Where a line holds "ylabel", copy it.
+++ Data lines
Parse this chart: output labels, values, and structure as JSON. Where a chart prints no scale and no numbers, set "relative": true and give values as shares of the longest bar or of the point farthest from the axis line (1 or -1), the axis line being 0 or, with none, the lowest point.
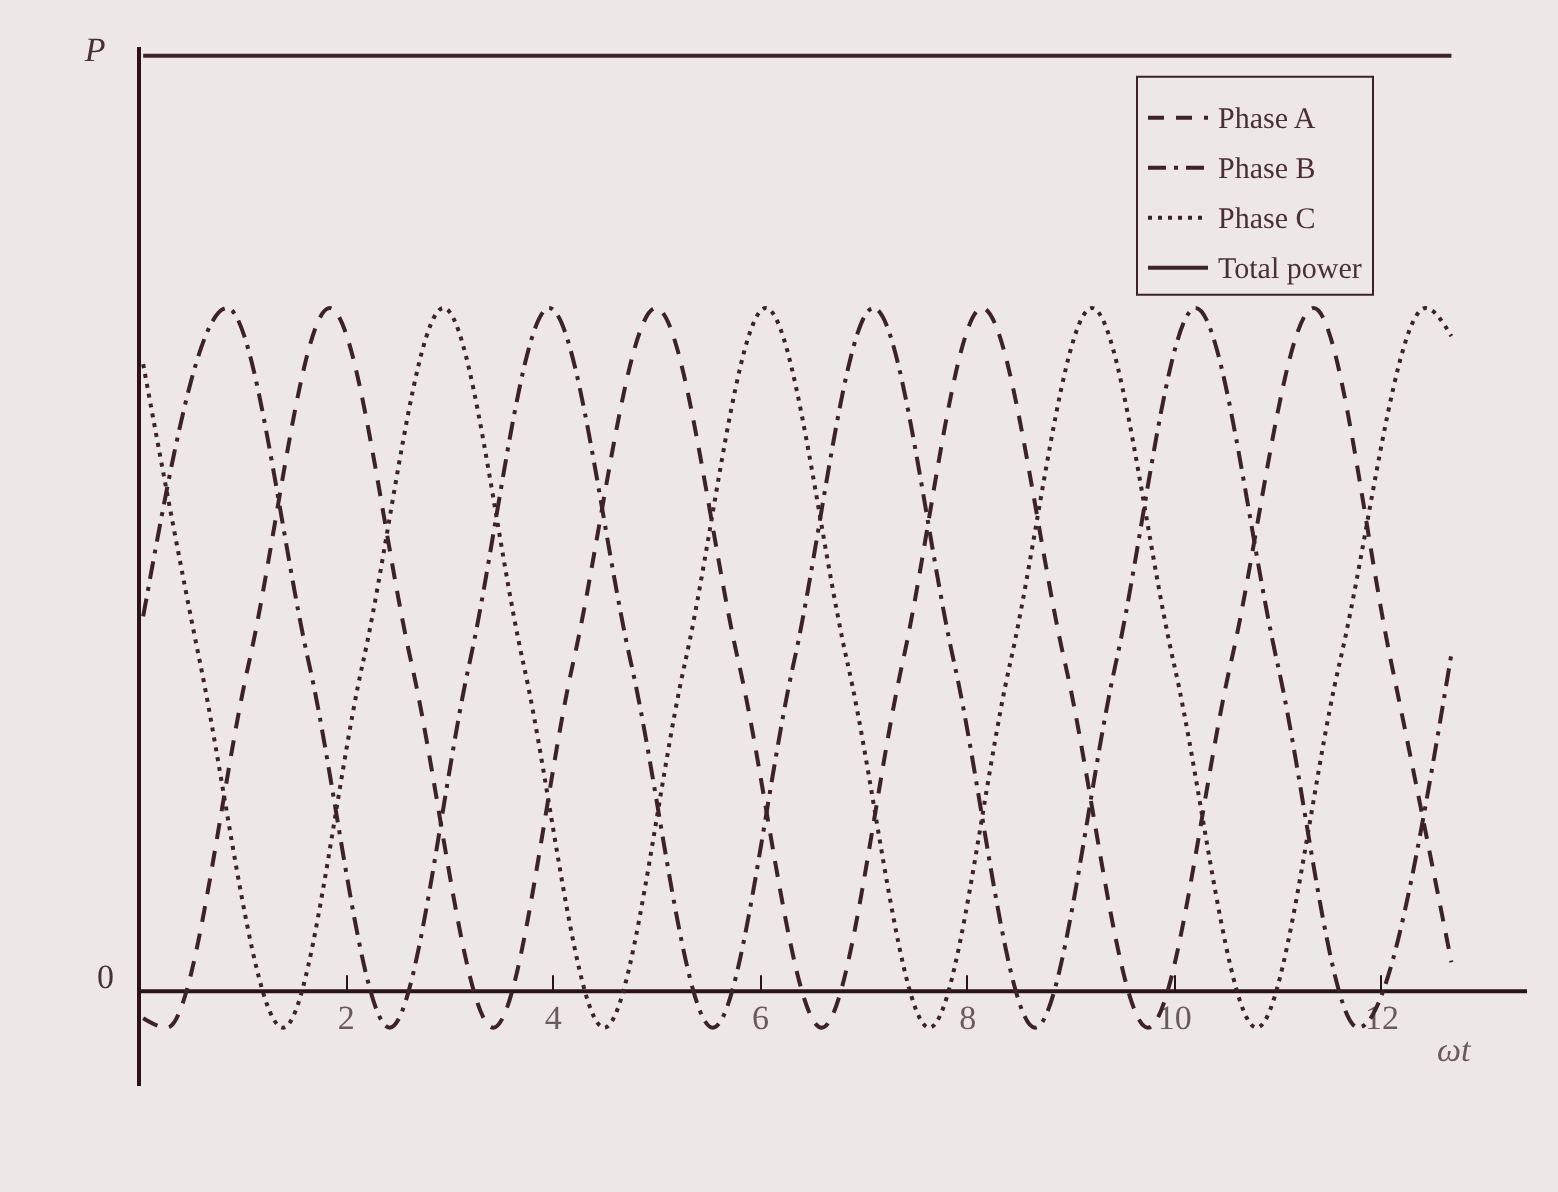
{
  "chart_data": {
    "type": "line",
    "relative": true,
    "xlabel": "ωt",
    "ylabel": "P",
    "annotations": [
      "0"
    ],
    "xlim": [
      0,
      13.4
    ],
    "xticks": [
      2,
      4,
      6,
      8,
      10,
      12
    ],
    "grid": false,
    "legend": "top right",
    "marker": "none",
    "series": [
      {
        "name": "Phase A",
        "color": "#3d2328",
        "line_style": "dashed",
        "x": [
          0.05,
          0.28,
          1.07,
          1.85,
          2.64,
          3.43,
          4.2,
          5.0,
          5.8,
          6.6,
          7.38,
          8.15,
          8.95,
          9.75,
          10.55,
          11.35,
          12.1,
          12.68
        ],
        "values": [
          -0.03,
          -0.04,
          0.35,
          0.73,
          0.35,
          -0.04,
          0.35,
          0.73,
          0.35,
          -0.04,
          0.35,
          0.73,
          0.35,
          -0.04,
          0.35,
          0.73,
          0.35,
          0.03
        ]
      },
      {
        "name": "Phase B",
        "color": "#3d2328",
        "line_style": "dashdot",
        "x": [
          0.05,
          0.86,
          1.65,
          2.43,
          3.2,
          3.97,
          4.76,
          5.55,
          6.33,
          7.1,
          7.88,
          8.66,
          9.44,
          10.21,
          11.0,
          11.78,
          12.68
        ],
        "values": [
          0.4,
          0.73,
          0.35,
          -0.04,
          0.35,
          0.73,
          0.35,
          -0.04,
          0.35,
          0.73,
          0.35,
          -0.04,
          0.35,
          0.73,
          0.35,
          -0.04,
          0.36
        ]
      },
      {
        "name": "Phase C",
        "color": "#3d2328",
        "line_style": "dotted",
        "x": [
          0.05,
          0.6,
          1.4,
          2.17,
          2.95,
          3.72,
          4.5,
          5.28,
          6.06,
          6.85,
          7.64,
          8.42,
          9.21,
          10.0,
          10.8,
          11.6,
          12.43,
          12.68
        ],
        "values": [
          0.67,
          0.35,
          -0.04,
          0.35,
          0.73,
          0.35,
          -0.04,
          0.35,
          0.73,
          0.35,
          -0.04,
          0.35,
          0.73,
          0.35,
          -0.04,
          0.35,
          0.73,
          0.7
        ]
      },
      {
        "name": "Total power",
        "color": "#3d2328",
        "line_style": "solid",
        "x": [
          0.05,
          12.68
        ],
        "values": [
          1,
          1
        ]
      }
    ]
  }
}
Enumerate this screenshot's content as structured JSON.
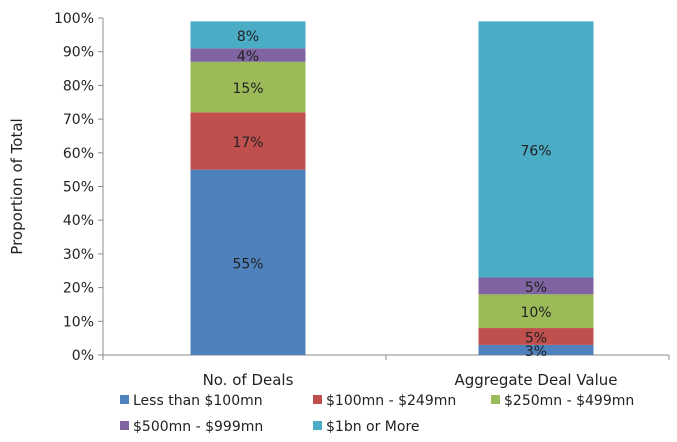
{
  "chart_data": {
    "type": "bar",
    "stacked": true,
    "ylabel": "Proportion of Total",
    "xlabel": "",
    "ylim": [
      0,
      100
    ],
    "y_ticks": [
      "0%",
      "10%",
      "20%",
      "30%",
      "40%",
      "50%",
      "60%",
      "70%",
      "80%",
      "90%",
      "100%"
    ],
    "categories": [
      "No. of Deals",
      "Aggregate Deal Value"
    ],
    "series": [
      {
        "name": "Less than $100mn",
        "color": "#4F81BD",
        "values": [
          55,
          3
        ],
        "labels": [
          "55%",
          "3%"
        ]
      },
      {
        "name": "$100mn - $249mn",
        "color": "#C0504D",
        "values": [
          17,
          5
        ],
        "labels": [
          "17%",
          "5%"
        ]
      },
      {
        "name": "$250mn - $499mn",
        "color": "#9BBB59",
        "values": [
          15,
          10
        ],
        "labels": [
          "15%",
          "10%"
        ]
      },
      {
        "name": "$500mn - $999mn",
        "color": "#8064A2",
        "values": [
          4,
          5
        ],
        "labels": [
          "4%",
          "5%"
        ]
      },
      {
        "name": "$1bn or More",
        "color": "#4BACC6",
        "values": [
          8,
          76
        ],
        "labels": [
          "8%",
          "76%"
        ]
      }
    ],
    "grid": false,
    "legend_position": "bottom"
  }
}
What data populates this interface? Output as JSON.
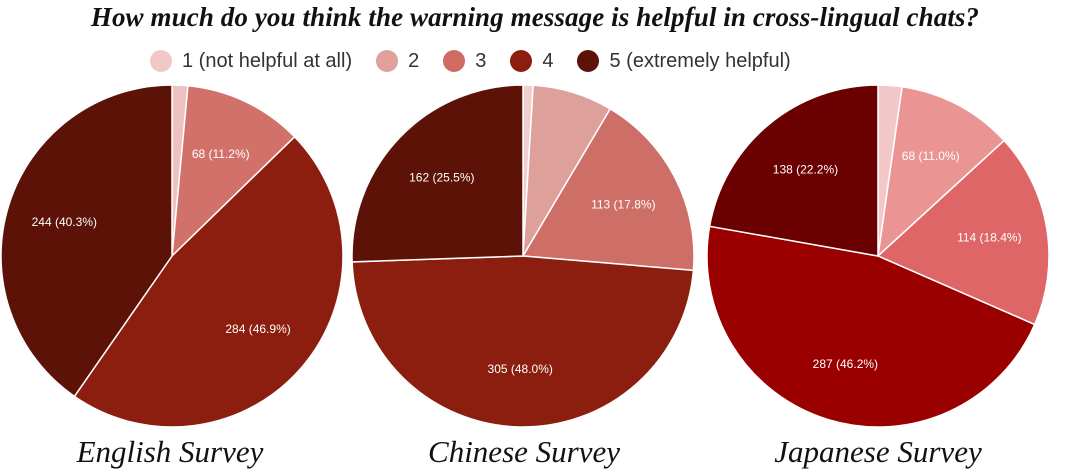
{
  "title": "How much do you think the warning message is helpful in cross-lingual chats?",
  "legend": [
    {
      "label": "1 (not helpful at all)",
      "color": "#f0c8c6"
    },
    {
      "label": "2",
      "color": "#e0a09c"
    },
    {
      "label": "3",
      "color": "#cf6b63"
    },
    {
      "label": "4",
      "color": "#8b1e0f"
    },
    {
      "label": "5 (extremely helpful)",
      "color": "#5c1206"
    }
  ],
  "chart_data": [
    {
      "type": "pie",
      "title": "English Survey",
      "categories": [
        "1 (not helpful at all)",
        "2",
        "3",
        "4",
        "5 (extremely helpful)"
      ],
      "values": [
        9,
        0,
        68,
        284,
        244
      ],
      "colors": [
        "#eec2c0",
        "#e0a09c",
        "#d2716a",
        "#8b1e0f",
        "#5c1206"
      ],
      "labels": [
        "",
        "",
        "68 (11.2%)",
        "284 (46.9%)",
        "244 (40.3%)"
      ]
    },
    {
      "type": "pie",
      "title": "Chinese Survey",
      "categories": [
        "1 (not helpful at all)",
        "2",
        "3",
        "4",
        "5 (extremely helpful)"
      ],
      "values": [
        6,
        48,
        113,
        305,
        162
      ],
      "colors": [
        "#f1cfcd",
        "#dda09b",
        "#cd6f66",
        "#8b1e0f",
        "#5c1206"
      ],
      "labels": [
        "",
        "",
        "113 (17.8%)",
        "305 (48.0%)",
        "162 (25.5%)"
      ]
    },
    {
      "type": "pie",
      "title": "Japanese Survey",
      "categories": [
        "1 (not helpful at all)",
        "2",
        "3",
        "4",
        "5 (extremely helpful)"
      ],
      "values": [
        14,
        68,
        114,
        287,
        138
      ],
      "colors": [
        "#f2c7c7",
        "#ea9593",
        "#df6666",
        "#9b0000",
        "#6b0000"
      ],
      "labels": [
        "",
        "68 (11.0%)",
        "114 (18.4%)",
        "287 (46.2%)",
        "138 (22.2%)"
      ]
    }
  ]
}
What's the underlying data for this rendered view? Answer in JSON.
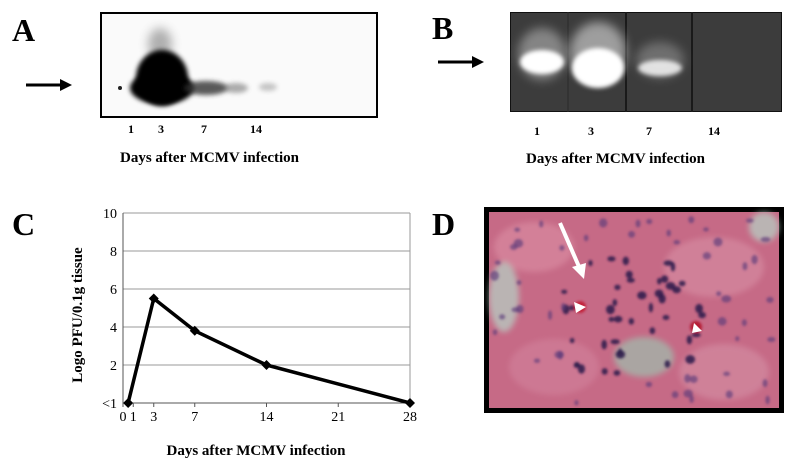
{
  "panels": {
    "a": {
      "letter": "A",
      "lanes": [
        "1",
        "3",
        "7",
        "14"
      ],
      "xlabel": "Days after MCMV infection"
    },
    "b": {
      "letter": "B",
      "lanes": [
        "1",
        "3",
        "7",
        "14"
      ],
      "xlabel": "Days after MCMV infection"
    },
    "c": {
      "letter": "C"
    },
    "d": {
      "letter": "D"
    }
  },
  "chart_data": {
    "type": "line",
    "title": "",
    "xlabel": "Days after MCMV infection",
    "ylabel": "Logo PFU/0.1g tissue",
    "x_ticks": [
      "0",
      "1",
      "3",
      "7",
      "14",
      "21",
      "28"
    ],
    "y_ticks": [
      "<1",
      "2",
      "4",
      "6",
      "8",
      "10"
    ],
    "xlim": [
      0,
      28
    ],
    "ylim": [
      0,
      10
    ],
    "grid": "horizontal",
    "series": [
      {
        "points": [
          {
            "x": 0.5,
            "y": 0
          },
          {
            "x": 3,
            "y": 5.5
          },
          {
            "x": 7,
            "y": 3.8
          },
          {
            "x": 14,
            "y": 2.0
          },
          {
            "x": 28,
            "y": 0
          }
        ]
      }
    ],
    "colors": {
      "line": "#000000",
      "grid": "#9a9a9a"
    }
  }
}
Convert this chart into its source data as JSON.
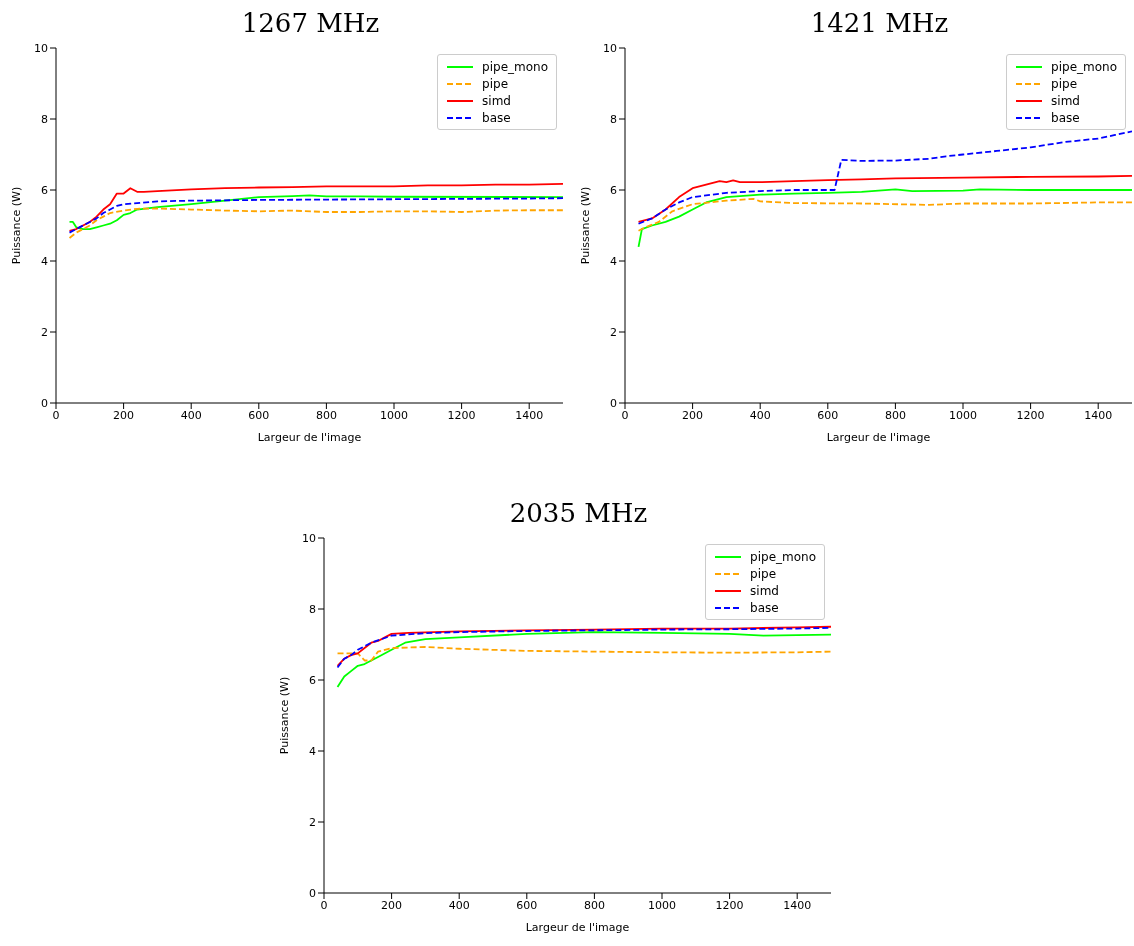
++++++
Finished exercise
    "ylabel": "P",
    "ylabel": "Proportion of Total",
    "ylabel": "Logo PFU/0.1g tissue",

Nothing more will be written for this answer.